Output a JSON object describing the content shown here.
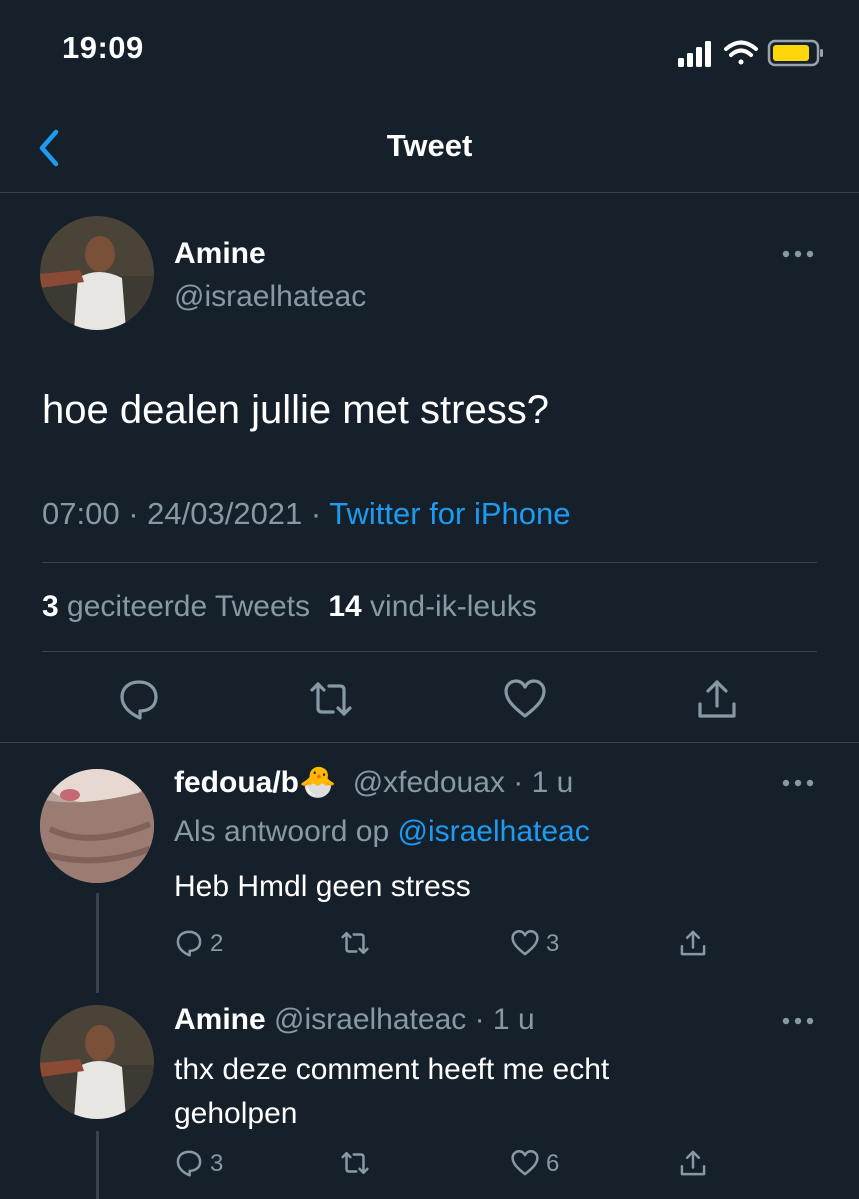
{
  "status_bar": {
    "time": "19:09",
    "battery_color": "#ffd60a"
  },
  "nav": {
    "title": "Tweet",
    "back_icon": "chevron-left-icon"
  },
  "tweet": {
    "display_name": "Amine",
    "handle": "@israelhateac",
    "text": "hoe dealen jullie met stress?",
    "time": "07:00",
    "date": "24/03/2021",
    "source": "Twitter for iPhone",
    "quote_count": "3",
    "quote_label": "geciteerde Tweets",
    "like_count": "14",
    "like_label": "vind-ik-leuks"
  },
  "replies": [
    {
      "display_name": "fedoua/b",
      "emoji": "🐣",
      "handle": "@xfedouax",
      "age": "1 u",
      "reply_to_prefix": "Als antwoord op",
      "reply_to_handle": "@israelhateac",
      "text": "Heb Hmdl geen stress",
      "reply_count": "2",
      "retweet_count": "",
      "like_count": "3"
    },
    {
      "display_name": "Amine",
      "handle": "@israelhateac",
      "age": "1 u",
      "text_line1": "thx deze comment heeft me echt",
      "text_line2": "geholpen",
      "reply_count": "3",
      "retweet_count": "",
      "like_count": "6"
    }
  ],
  "colors": {
    "background": "#15202b",
    "accent": "#1d9bf0",
    "muted": "#8899a6",
    "divider": "#38444d"
  }
}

• _WHAT TO PRODUCE_
In your copy of the listing above, reproduce each line exactly and omit all pictures.

• _THE REPLY_
Output a JSON object describing the content shown here.
{
  "status_bar": {
    "time": "19:09",
    "battery_color": "#ffd60a"
  },
  "nav": {
    "title": "Tweet",
    "back_icon": "chevron-left-icon"
  },
  "tweet": {
    "display_name": "Amine",
    "handle": "@israelhateac",
    "text": "hoe dealen jullie met stress?",
    "time": "07:00",
    "date": "24/03/2021",
    "source": "Twitter for iPhone",
    "quote_count": "3",
    "quote_label": "geciteerde Tweets",
    "like_count": "14",
    "like_label": "vind-ik-leuks"
  },
  "replies": [
    {
      "display_name": "fedoua/b",
      "emoji": "🐣",
      "handle": "@xfedouax",
      "age": "1 u",
      "reply_to_prefix": "Als antwoord op",
      "reply_to_handle": "@israelhateac",
      "text": "Heb Hmdl geen stress",
      "reply_count": "2",
      "retweet_count": "",
      "like_count": "3"
    },
    {
      "display_name": "Amine",
      "handle": "@israelhateac",
      "age": "1 u",
      "text_line1": "thx deze comment heeft me echt",
      "text_line2": "geholpen",
      "reply_count": "3",
      "retweet_count": "",
      "like_count": "6"
    }
  ],
  "colors": {
    "background": "#15202b",
    "accent": "#1d9bf0",
    "muted": "#8899a6",
    "divider": "#38444d"
  }
}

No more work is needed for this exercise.